Start Records provided

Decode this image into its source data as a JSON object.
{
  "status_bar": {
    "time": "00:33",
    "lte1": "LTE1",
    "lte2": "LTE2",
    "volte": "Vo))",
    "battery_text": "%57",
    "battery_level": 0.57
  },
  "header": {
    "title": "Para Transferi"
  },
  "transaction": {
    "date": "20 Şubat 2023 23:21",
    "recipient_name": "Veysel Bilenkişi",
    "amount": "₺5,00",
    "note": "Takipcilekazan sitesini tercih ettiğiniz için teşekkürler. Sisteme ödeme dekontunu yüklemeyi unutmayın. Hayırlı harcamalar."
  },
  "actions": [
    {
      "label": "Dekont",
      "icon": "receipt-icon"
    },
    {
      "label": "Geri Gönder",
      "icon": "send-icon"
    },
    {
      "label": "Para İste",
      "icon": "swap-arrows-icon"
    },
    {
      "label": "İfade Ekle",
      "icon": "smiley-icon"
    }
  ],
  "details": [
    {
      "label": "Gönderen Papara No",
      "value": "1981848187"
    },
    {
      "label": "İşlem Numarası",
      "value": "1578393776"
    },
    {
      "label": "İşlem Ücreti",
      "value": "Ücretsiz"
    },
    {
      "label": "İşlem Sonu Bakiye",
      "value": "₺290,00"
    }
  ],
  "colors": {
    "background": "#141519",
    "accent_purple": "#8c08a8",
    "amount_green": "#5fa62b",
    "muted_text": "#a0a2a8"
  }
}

End Records provided

Written task: Exactly reproduce every line found in the records.

Response to this exercise:
Decode this image into its source data as a JSON object.
{
  "status_bar": {
    "time": "00:33",
    "lte1": "LTE1",
    "lte2": "LTE2",
    "volte": "Vo))",
    "battery_text": "%57",
    "battery_level": 0.57
  },
  "header": {
    "title": "Para Transferi"
  },
  "transaction": {
    "date": "20 Şubat 2023 23:21",
    "recipient_name": "Veysel Bilenkişi",
    "amount": "₺5,00",
    "note": "Takipcilekazan sitesini tercih ettiğiniz için teşekkürler. Sisteme ödeme dekontunu yüklemeyi unutmayın. Hayırlı harcamalar."
  },
  "actions": [
    {
      "label": "Dekont",
      "icon": "receipt-icon"
    },
    {
      "label": "Geri Gönder",
      "icon": "send-icon"
    },
    {
      "label": "Para İste",
      "icon": "swap-arrows-icon"
    },
    {
      "label": "İfade Ekle",
      "icon": "smiley-icon"
    }
  ],
  "details": [
    {
      "label": "Gönderen Papara No",
      "value": "1981848187"
    },
    {
      "label": "İşlem Numarası",
      "value": "1578393776"
    },
    {
      "label": "İşlem Ücreti",
      "value": "Ücretsiz"
    },
    {
      "label": "İşlem Sonu Bakiye",
      "value": "₺290,00"
    }
  ],
  "colors": {
    "background": "#141519",
    "accent_purple": "#8c08a8",
    "amount_green": "#5fa62b",
    "muted_text": "#a0a2a8"
  }
}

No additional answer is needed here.